## start SOURCE TEXT

Internet Systems

Log Analysis

By Dan Rahmel
Internet Systems, July 1997

Using Web server log files to make an objective and useful analysis of your site.


Now that Web servers are providing a way for database information to be published easily, convenient user access to important resources is of vital interest to all database administrators (DBAs). To this end, tracking what data is accessed on a Web site can provide invaluable clues as to how to better present that data. Client/server database applications written in PowerBuilder, Visual Basic, or most other application development tools have never automatically maintained similar audit trails documenting what a user did inside of an application. In this way, Web server logs represent a new resource for administrators and developers.

Publishing information on the Web can be expensive in terms of both upkeep and squandered effort. If information that is vital to your organization cannot be easily accessed or found, the effort expended on collecting and publishing this data is wasted. Worse yet, the people who most need immediate access might be either unaware of its existence or unable to locate it in a reasonable period of time.

Simplifying the structure of the Web site and providing intuitive query tools are therefore of paramount interest to a DBA seeking to provide information both within an organization (an Intranet) and to those outside (an Internet). Asking your users how they use the site and what information they seek is essential but may not provide an objective reflection of the site's use. You might receive positive remarks from users about the query front end, but they may have difficulty applying it to daily tasks. Without usage information, a large portion of functionality may remain unutilized.

A Web server log file can provide almost all of the information you need to analyze your site effectively. Web servers store information on all accesses to a Web site, most commonly referred to as "hits." The Web log file can be summarized to present a clear picture of the site usage. By analyzing the patterns of access, you can accurately judge not only the information that is accessed, but also the pages that are rarely or never examined.

If a page contains crucial information that is never even examined, the links or leaders to that page can be moved to a more dominant position. For DBAs, knowing the patterns of usage can enable the optimization of commonly needed data and queries as well as dedication of resources to the most common tasks.

Scores of tools are now available on the market to examine log files automatically and provide detailed summary and analysis reports. If these tools do not completely satisfy your information needs, you can also build a custom analysis tool or use ad hoc queries to supplement your site evaluation. Accurately understanding the information stored within the log file will help you better understand how the summaries are compiled and what other information is stored to your server.

The Web Log Format

The first step toward turning your Web server log file into a resource is determining how it is stored and what information is contained within the log. Log information may be stored either as a text file or as individual records in a database. Because storage to a file provides the most flexibility and portability, most Web servers default to using a text file. The format of the file can vary depending on the vendor, but most support the standard Common Log format either natively or through a conversion utility.

## end SOURCE TEXT

• CHALLENGES:
1. Reproduce the passage of the log analysis article between "Using Web server" and "administrators and developers.", inclusive.
2. According to the log analysis article, which log format do most Web servers support either natively or through a conversion utility?

## start RAW RECORDS

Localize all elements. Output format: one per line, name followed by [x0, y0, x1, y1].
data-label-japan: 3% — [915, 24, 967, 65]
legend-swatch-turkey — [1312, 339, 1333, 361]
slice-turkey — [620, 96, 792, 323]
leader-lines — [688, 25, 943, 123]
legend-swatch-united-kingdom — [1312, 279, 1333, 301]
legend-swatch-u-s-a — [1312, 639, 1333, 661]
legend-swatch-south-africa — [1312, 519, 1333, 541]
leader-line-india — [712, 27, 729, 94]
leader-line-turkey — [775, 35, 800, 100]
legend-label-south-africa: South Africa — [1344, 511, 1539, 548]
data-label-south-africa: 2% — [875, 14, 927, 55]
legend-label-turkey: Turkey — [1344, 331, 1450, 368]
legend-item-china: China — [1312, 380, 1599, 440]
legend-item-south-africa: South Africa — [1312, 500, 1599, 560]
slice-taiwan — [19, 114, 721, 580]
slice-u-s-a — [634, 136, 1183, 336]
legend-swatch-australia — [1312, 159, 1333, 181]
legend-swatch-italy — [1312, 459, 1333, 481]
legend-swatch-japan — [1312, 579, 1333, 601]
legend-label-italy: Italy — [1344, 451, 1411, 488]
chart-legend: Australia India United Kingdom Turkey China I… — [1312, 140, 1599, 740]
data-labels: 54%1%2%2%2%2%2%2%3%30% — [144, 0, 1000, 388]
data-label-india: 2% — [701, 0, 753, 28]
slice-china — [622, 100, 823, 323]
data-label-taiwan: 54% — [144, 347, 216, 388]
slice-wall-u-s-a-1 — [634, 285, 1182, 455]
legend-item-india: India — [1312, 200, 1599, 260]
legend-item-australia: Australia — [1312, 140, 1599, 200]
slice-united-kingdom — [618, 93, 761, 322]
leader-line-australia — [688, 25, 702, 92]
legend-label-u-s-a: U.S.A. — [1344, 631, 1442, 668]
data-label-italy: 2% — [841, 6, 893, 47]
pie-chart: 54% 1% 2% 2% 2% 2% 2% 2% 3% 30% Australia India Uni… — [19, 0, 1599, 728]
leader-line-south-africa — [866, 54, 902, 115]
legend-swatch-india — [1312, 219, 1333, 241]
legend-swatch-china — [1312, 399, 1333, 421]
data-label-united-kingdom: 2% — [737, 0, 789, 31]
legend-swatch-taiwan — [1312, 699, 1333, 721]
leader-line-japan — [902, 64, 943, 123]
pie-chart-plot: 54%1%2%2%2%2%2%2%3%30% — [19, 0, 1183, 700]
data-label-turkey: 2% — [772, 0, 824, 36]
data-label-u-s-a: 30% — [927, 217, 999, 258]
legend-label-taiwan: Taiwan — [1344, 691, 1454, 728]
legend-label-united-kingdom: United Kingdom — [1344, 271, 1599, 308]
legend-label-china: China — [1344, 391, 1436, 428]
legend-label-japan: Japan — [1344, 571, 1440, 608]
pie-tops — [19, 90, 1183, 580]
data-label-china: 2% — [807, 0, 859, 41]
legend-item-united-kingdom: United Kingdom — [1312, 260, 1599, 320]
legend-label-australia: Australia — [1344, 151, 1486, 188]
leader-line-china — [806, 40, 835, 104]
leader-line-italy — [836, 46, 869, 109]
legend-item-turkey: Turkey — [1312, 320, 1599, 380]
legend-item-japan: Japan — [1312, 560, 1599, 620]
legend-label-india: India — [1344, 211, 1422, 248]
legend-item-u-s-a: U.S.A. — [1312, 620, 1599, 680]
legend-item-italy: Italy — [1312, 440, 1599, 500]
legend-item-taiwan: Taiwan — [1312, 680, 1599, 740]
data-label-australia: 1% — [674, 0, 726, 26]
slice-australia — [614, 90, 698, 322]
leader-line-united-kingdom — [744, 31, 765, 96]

## end RAW RECORDS
## start RAW RECORDS

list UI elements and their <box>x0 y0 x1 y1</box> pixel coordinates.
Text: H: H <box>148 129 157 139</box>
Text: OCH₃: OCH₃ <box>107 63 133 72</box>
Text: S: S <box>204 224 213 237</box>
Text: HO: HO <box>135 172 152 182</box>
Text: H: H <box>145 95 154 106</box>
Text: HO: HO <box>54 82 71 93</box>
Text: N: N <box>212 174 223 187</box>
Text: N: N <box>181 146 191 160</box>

## end RAW RECORDS

• REPLIES:
1.
Using Web server log files to make an objective and useful analysis of your site.


Now that Web servers are providing a way for database information to be published easily, convenient user access to important resources is of vital interest to all database administrators (DBAs). To this end, tracking what data is accessed on a Web site can provide invaluable clues as to how to better present that data. Client/server database applications written in PowerBuilder, Visual Basic, or most other application development tools have never automatically maintained similar audit trails documenting what a user did inside of an application. In this way, Web server logs represent a new resource for administrators and developers.

2. The standard Common Log format.